#### Goal
Find the string "title" in the data, then copy every line where it is found.

#### Supplied data
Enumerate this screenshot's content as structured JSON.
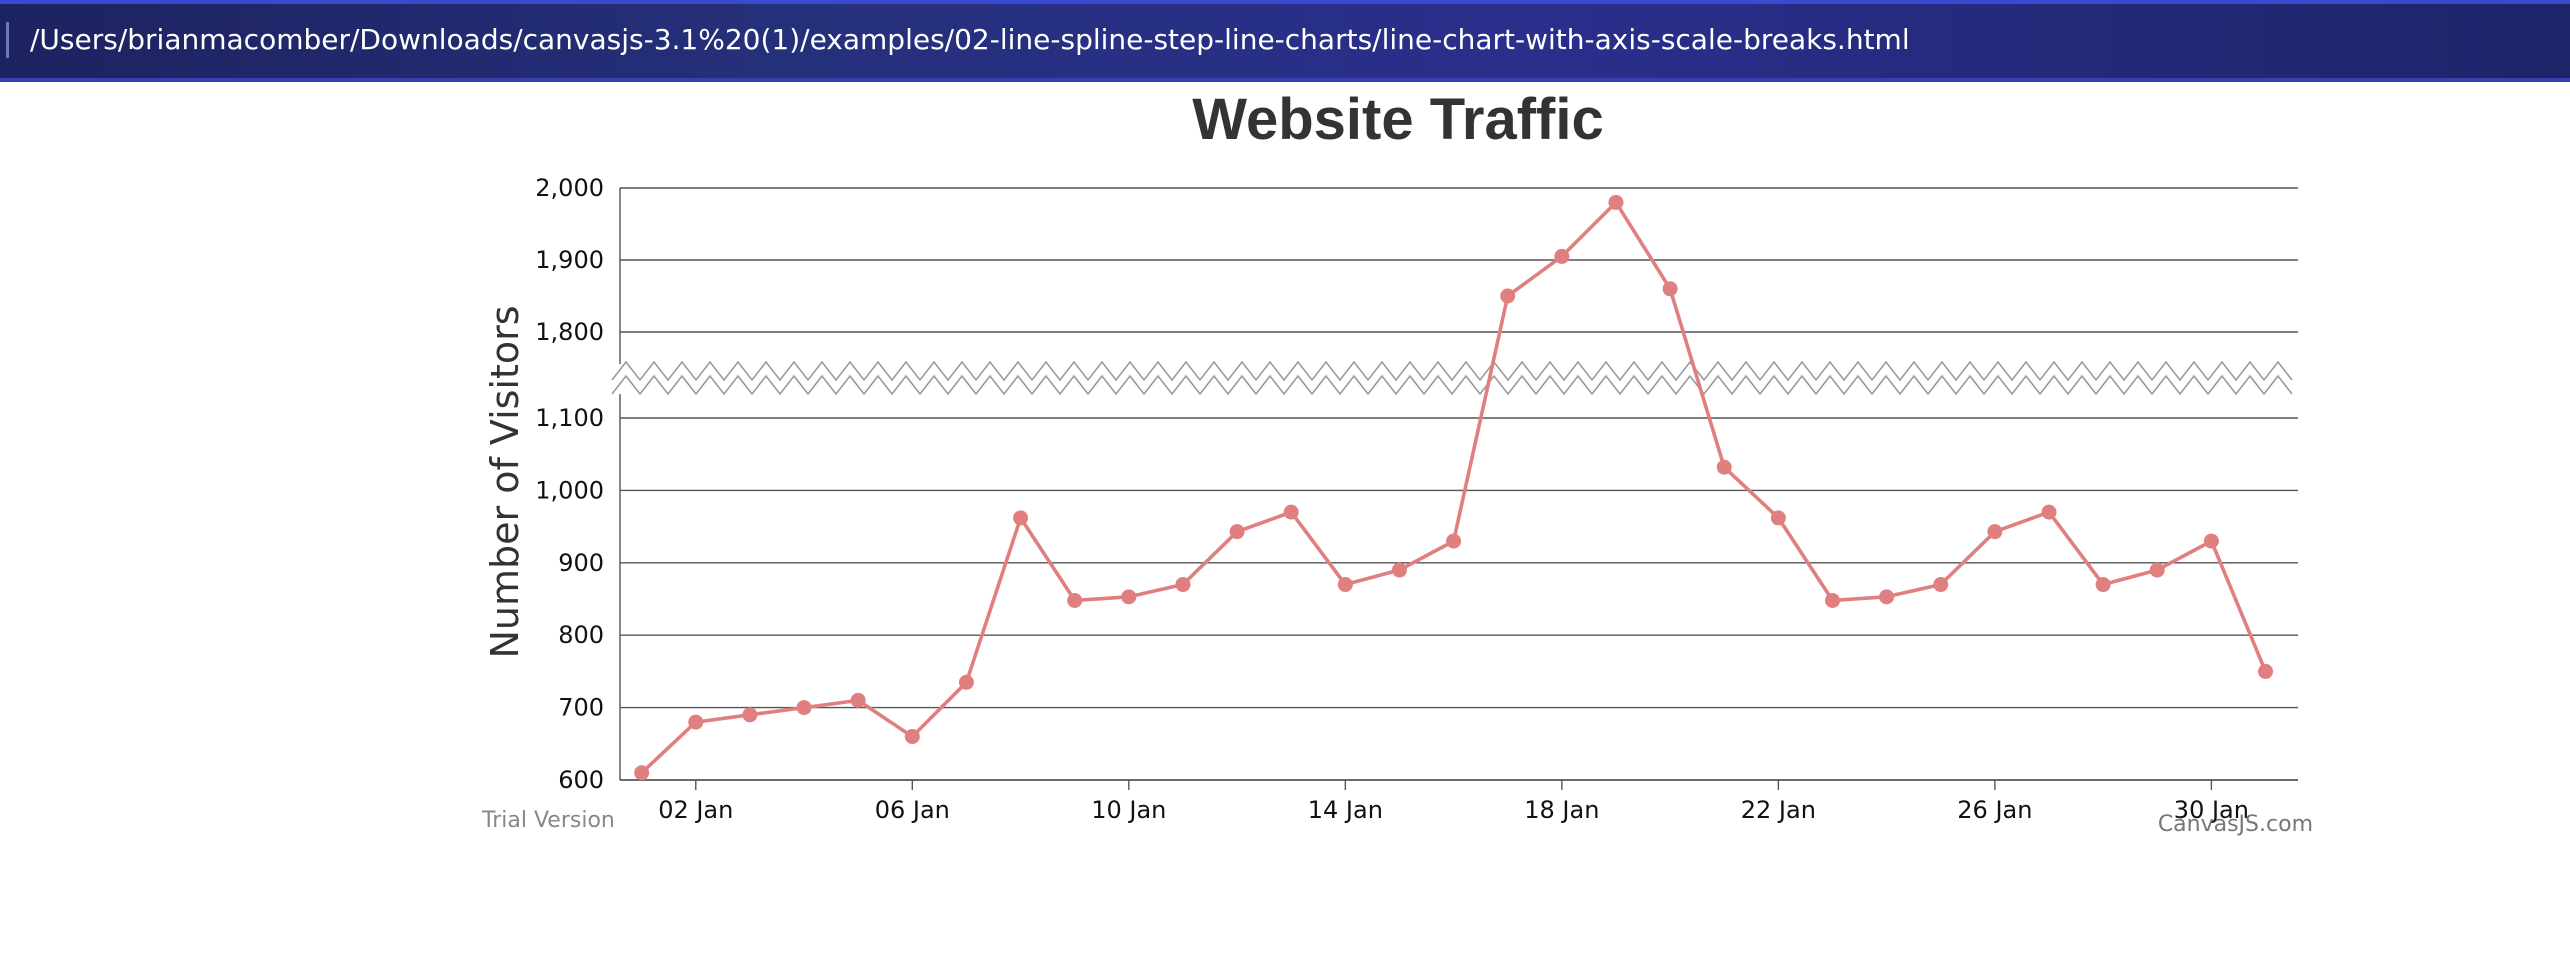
{
  "browser": {
    "url": "/Users/brianmacomber/Downloads/canvasjs-3.1%20(1)/examples/02-line-spline-step-line-charts/line-chart-with-axis-scale-breaks.html"
  },
  "watermarks": {
    "trial": "Trial Version",
    "brand": "CanvasJS.com"
  },
  "colors": {
    "series": "#e07f7f",
    "grid": "#555555",
    "title": "#333333",
    "break_band": "#ffffff",
    "break_zigzag": "#9a9a9a"
  },
  "chart_data": {
    "type": "line",
    "title": "Website Traffic",
    "ylabel": "Number of Visitors",
    "xlabel": "",
    "ylim": [
      600,
      2000
    ],
    "y_ticks": [
      "600",
      "700",
      "800",
      "900",
      "1,000",
      "1,100",
      "1,800",
      "1,900",
      "2,000"
    ],
    "y_tick_values": [
      600,
      700,
      800,
      900,
      1000,
      1100,
      1800,
      1900,
      2000
    ],
    "scale_break": {
      "start": 1100,
      "end": 1800,
      "type": "zigzag"
    },
    "x_ticks": [
      "02 Jan",
      "06 Jan",
      "10 Jan",
      "14 Jan",
      "18 Jan",
      "22 Jan",
      "26 Jan",
      "30 Jan"
    ],
    "x_tick_days": [
      2,
      6,
      10,
      14,
      18,
      22,
      26,
      30
    ],
    "x_range_days": [
      0.6,
      31.6
    ],
    "grid": true,
    "series": [
      {
        "x": [
          1,
          2,
          3,
          4,
          5,
          6,
          7,
          8,
          9,
          10,
          11,
          12,
          13,
          14,
          15,
          16,
          17,
          18,
          19,
          20,
          21,
          22,
          23,
          24,
          25,
          26,
          27,
          28,
          29,
          30,
          31
        ],
        "values": [
          610,
          680,
          690,
          700,
          710,
          660,
          735,
          962,
          848,
          853,
          870,
          943,
          970,
          870,
          890,
          930,
          1850,
          1905,
          1980,
          1860,
          1032,
          962,
          848,
          853,
          870,
          943,
          970,
          870,
          890,
          930,
          750
        ]
      }
    ]
  }
}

#### Task solution
    "title": "#333333",
    "title": "Website Traffic",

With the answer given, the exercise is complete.